# WHAT THE EXERCISE ASKS
Quote the whole listing exactly. Leave the pictures out of your copy.

# SUPPLIED ENTRIES
-- -- --

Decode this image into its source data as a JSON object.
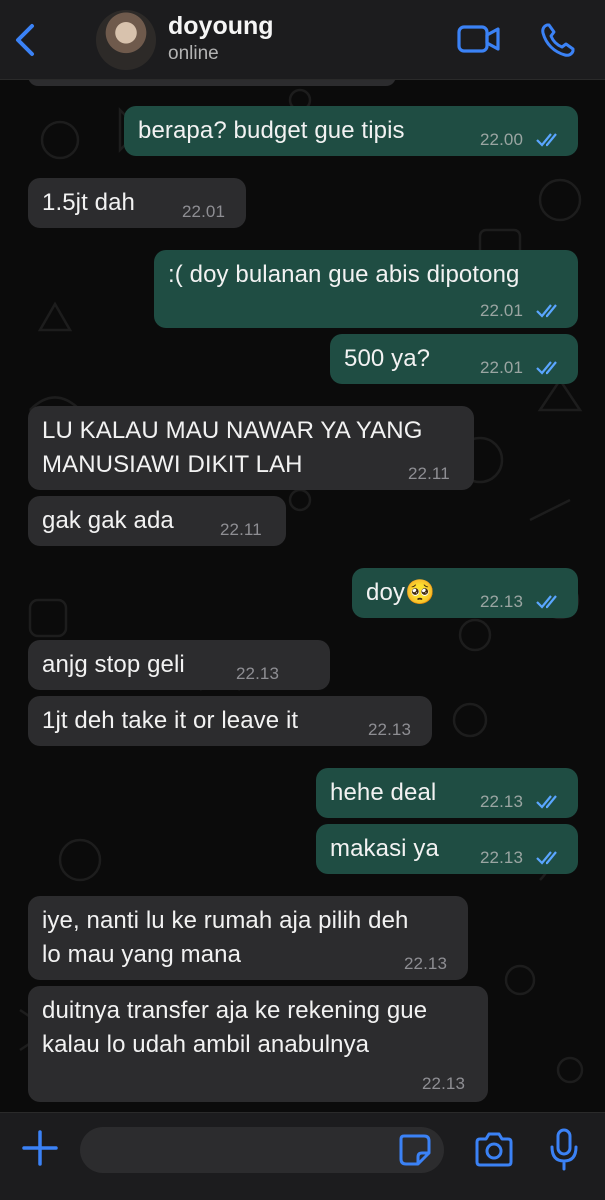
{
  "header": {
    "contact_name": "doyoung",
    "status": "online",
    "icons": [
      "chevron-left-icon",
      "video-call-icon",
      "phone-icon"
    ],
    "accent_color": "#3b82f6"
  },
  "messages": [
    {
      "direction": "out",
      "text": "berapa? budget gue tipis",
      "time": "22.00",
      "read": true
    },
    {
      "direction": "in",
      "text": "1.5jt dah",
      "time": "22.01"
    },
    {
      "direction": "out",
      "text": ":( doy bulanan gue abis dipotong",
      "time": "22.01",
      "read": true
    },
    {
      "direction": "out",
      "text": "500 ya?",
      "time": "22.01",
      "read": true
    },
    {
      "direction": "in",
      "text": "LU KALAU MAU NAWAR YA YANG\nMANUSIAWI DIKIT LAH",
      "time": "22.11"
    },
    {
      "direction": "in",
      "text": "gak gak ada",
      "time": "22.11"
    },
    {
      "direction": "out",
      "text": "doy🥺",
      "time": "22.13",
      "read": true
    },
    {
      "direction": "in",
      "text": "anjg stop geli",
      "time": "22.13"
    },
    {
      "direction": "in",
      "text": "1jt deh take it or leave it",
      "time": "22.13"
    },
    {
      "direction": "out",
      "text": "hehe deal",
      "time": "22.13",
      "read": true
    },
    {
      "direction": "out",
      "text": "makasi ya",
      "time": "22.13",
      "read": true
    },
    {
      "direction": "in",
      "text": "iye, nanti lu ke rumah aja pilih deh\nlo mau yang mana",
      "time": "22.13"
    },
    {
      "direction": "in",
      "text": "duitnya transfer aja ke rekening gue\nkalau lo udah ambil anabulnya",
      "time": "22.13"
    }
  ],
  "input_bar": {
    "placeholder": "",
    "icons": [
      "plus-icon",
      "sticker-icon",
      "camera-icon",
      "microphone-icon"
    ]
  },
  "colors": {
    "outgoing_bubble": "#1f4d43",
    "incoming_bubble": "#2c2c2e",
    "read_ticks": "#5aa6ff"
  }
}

-- -- --

# SOLUTION TO THE EXERCISE
Decode this image into its source data as a JSON object.
{
  "header": {
    "contact_name": "doyoung",
    "status": "online",
    "icons": [
      "chevron-left-icon",
      "video-call-icon",
      "phone-icon"
    ],
    "accent_color": "#3b82f6"
  },
  "messages": [
    {
      "direction": "out",
      "text": "berapa? budget gue tipis",
      "time": "22.00",
      "read": true
    },
    {
      "direction": "in",
      "text": "1.5jt dah",
      "time": "22.01"
    },
    {
      "direction": "out",
      "text": ":( doy bulanan gue abis dipotong",
      "time": "22.01",
      "read": true
    },
    {
      "direction": "out",
      "text": "500 ya?",
      "time": "22.01",
      "read": true
    },
    {
      "direction": "in",
      "text": "LU KALAU MAU NAWAR YA YANG\nMANUSIAWI DIKIT LAH",
      "time": "22.11"
    },
    {
      "direction": "in",
      "text": "gak gak ada",
      "time": "22.11"
    },
    {
      "direction": "out",
      "text": "doy🥺",
      "time": "22.13",
      "read": true
    },
    {
      "direction": "in",
      "text": "anjg stop geli",
      "time": "22.13"
    },
    {
      "direction": "in",
      "text": "1jt deh take it or leave it",
      "time": "22.13"
    },
    {
      "direction": "out",
      "text": "hehe deal",
      "time": "22.13",
      "read": true
    },
    {
      "direction": "out",
      "text": "makasi ya",
      "time": "22.13",
      "read": true
    },
    {
      "direction": "in",
      "text": "iye, nanti lu ke rumah aja pilih deh\nlo mau yang mana",
      "time": "22.13"
    },
    {
      "direction": "in",
      "text": "duitnya transfer aja ke rekening gue\nkalau lo udah ambil anabulnya",
      "time": "22.13"
    }
  ],
  "input_bar": {
    "placeholder": "",
    "icons": [
      "plus-icon",
      "sticker-icon",
      "camera-icon",
      "microphone-icon"
    ]
  },
  "colors": {
    "outgoing_bubble": "#1f4d43",
    "incoming_bubble": "#2c2c2e",
    "read_ticks": "#5aa6ff"
  }
}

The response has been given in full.